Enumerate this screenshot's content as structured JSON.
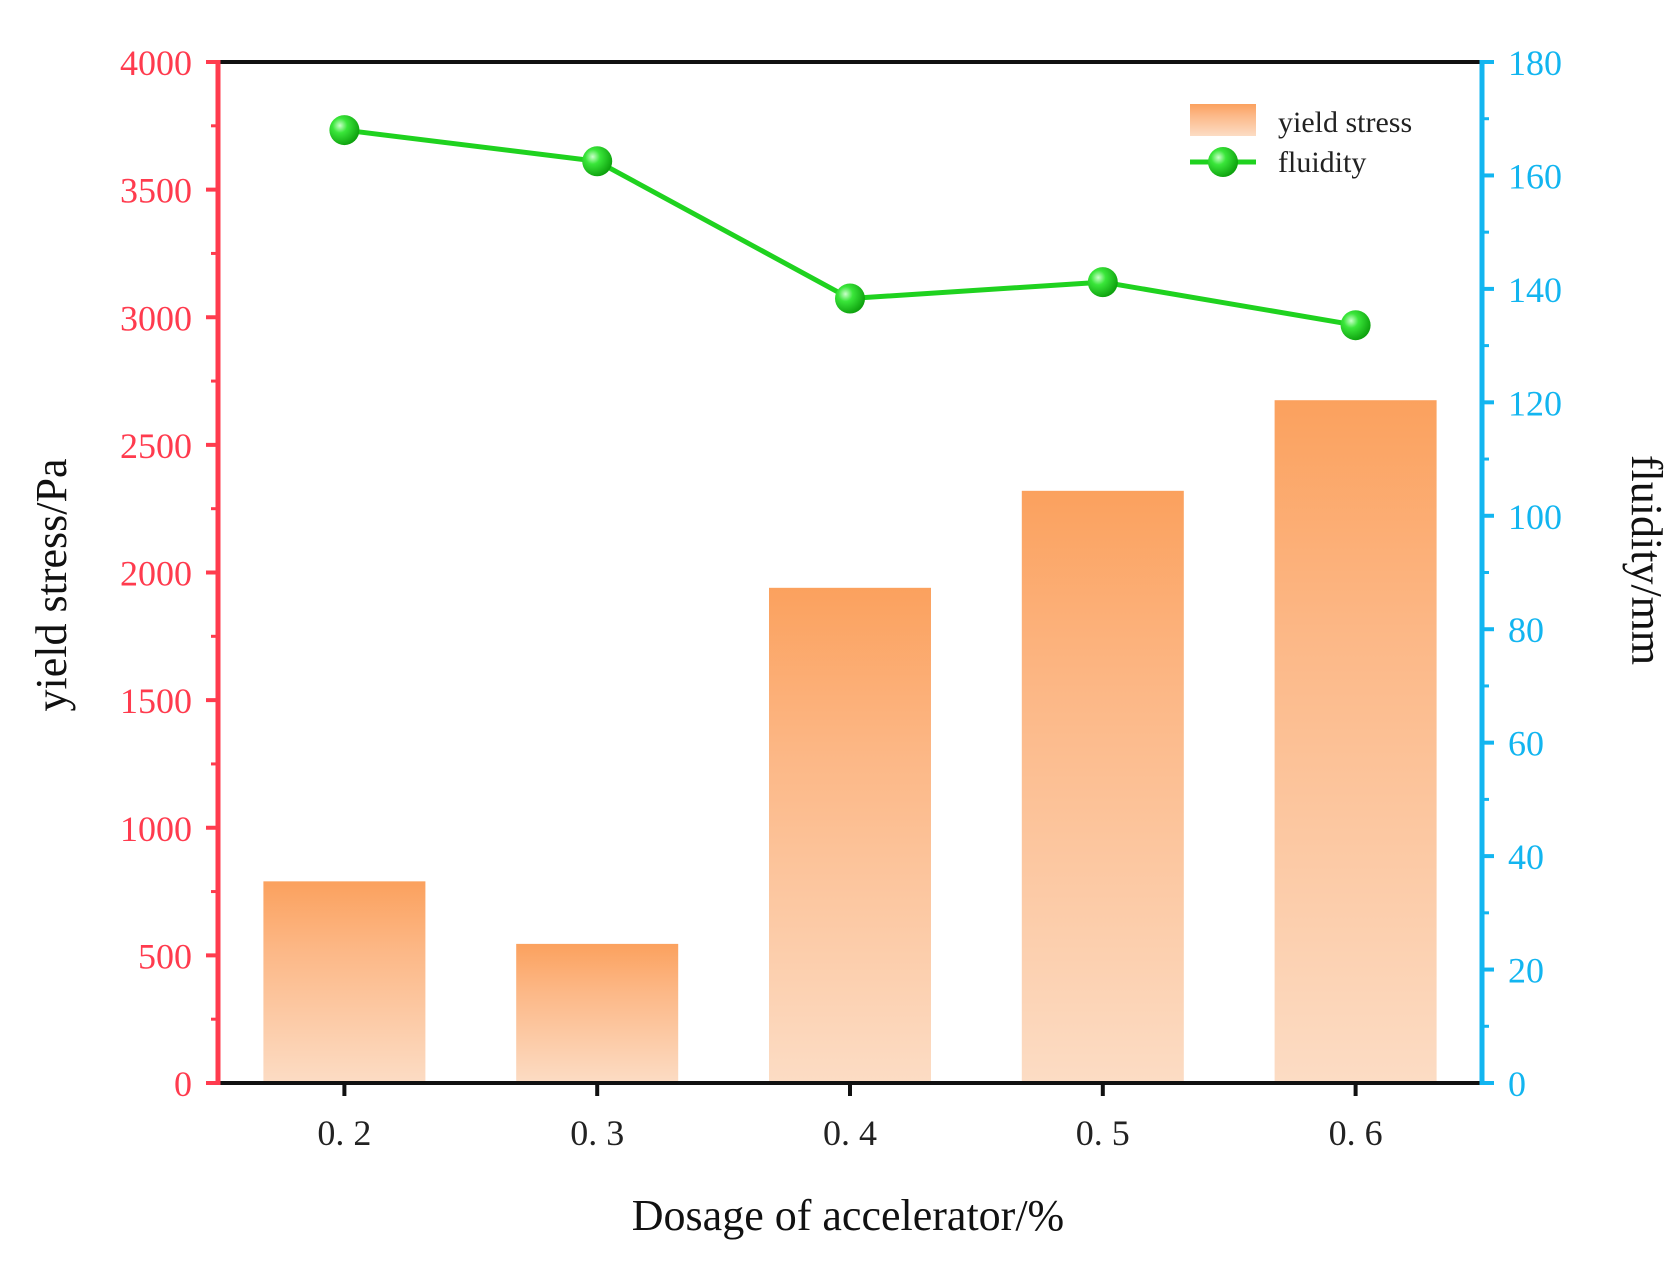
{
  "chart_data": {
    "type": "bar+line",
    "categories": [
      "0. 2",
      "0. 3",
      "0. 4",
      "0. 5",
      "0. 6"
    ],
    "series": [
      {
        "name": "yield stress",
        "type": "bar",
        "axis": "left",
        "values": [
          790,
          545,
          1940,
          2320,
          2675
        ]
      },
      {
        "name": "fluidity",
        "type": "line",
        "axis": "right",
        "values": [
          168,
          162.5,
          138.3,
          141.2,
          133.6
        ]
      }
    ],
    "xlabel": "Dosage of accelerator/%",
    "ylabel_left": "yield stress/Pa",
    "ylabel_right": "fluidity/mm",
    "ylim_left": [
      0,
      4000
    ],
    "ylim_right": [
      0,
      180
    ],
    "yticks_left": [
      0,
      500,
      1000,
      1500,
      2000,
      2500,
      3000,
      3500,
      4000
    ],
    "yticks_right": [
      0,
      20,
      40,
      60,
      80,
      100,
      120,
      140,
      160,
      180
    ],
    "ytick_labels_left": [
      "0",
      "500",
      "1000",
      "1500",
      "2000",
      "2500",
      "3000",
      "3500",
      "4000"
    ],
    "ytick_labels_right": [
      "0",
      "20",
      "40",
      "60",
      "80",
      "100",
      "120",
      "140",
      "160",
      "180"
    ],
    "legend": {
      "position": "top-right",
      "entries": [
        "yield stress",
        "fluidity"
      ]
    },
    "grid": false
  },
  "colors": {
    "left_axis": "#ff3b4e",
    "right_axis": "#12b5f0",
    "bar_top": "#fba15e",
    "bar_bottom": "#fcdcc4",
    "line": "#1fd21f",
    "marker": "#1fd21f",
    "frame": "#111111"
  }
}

Short exercise | Set down the material exactly, every line of it, except for the pictures.

Written answer |
Enumerate this screenshot's content as structured JSON.
{
  "chart_data": {
    "type": "bar+line",
    "categories": [
      "0. 2",
      "0. 3",
      "0. 4",
      "0. 5",
      "0. 6"
    ],
    "series": [
      {
        "name": "yield stress",
        "type": "bar",
        "axis": "left",
        "values": [
          790,
          545,
          1940,
          2320,
          2675
        ]
      },
      {
        "name": "fluidity",
        "type": "line",
        "axis": "right",
        "values": [
          168,
          162.5,
          138.3,
          141.2,
          133.6
        ]
      }
    ],
    "xlabel": "Dosage of accelerator/%",
    "ylabel_left": "yield stress/Pa",
    "ylabel_right": "fluidity/mm",
    "ylim_left": [
      0,
      4000
    ],
    "ylim_right": [
      0,
      180
    ],
    "yticks_left": [
      0,
      500,
      1000,
      1500,
      2000,
      2500,
      3000,
      3500,
      4000
    ],
    "yticks_right": [
      0,
      20,
      40,
      60,
      80,
      100,
      120,
      140,
      160,
      180
    ],
    "ytick_labels_left": [
      "0",
      "500",
      "1000",
      "1500",
      "2000",
      "2500",
      "3000",
      "3500",
      "4000"
    ],
    "ytick_labels_right": [
      "0",
      "20",
      "40",
      "60",
      "80",
      "100",
      "120",
      "140",
      "160",
      "180"
    ],
    "legend": {
      "position": "top-right",
      "entries": [
        "yield stress",
        "fluidity"
      ]
    },
    "grid": false
  },
  "colors": {
    "left_axis": "#ff3b4e",
    "right_axis": "#12b5f0",
    "bar_top": "#fba15e",
    "bar_bottom": "#fcdcc4",
    "line": "#1fd21f",
    "marker": "#1fd21f",
    "frame": "#111111"
  }
}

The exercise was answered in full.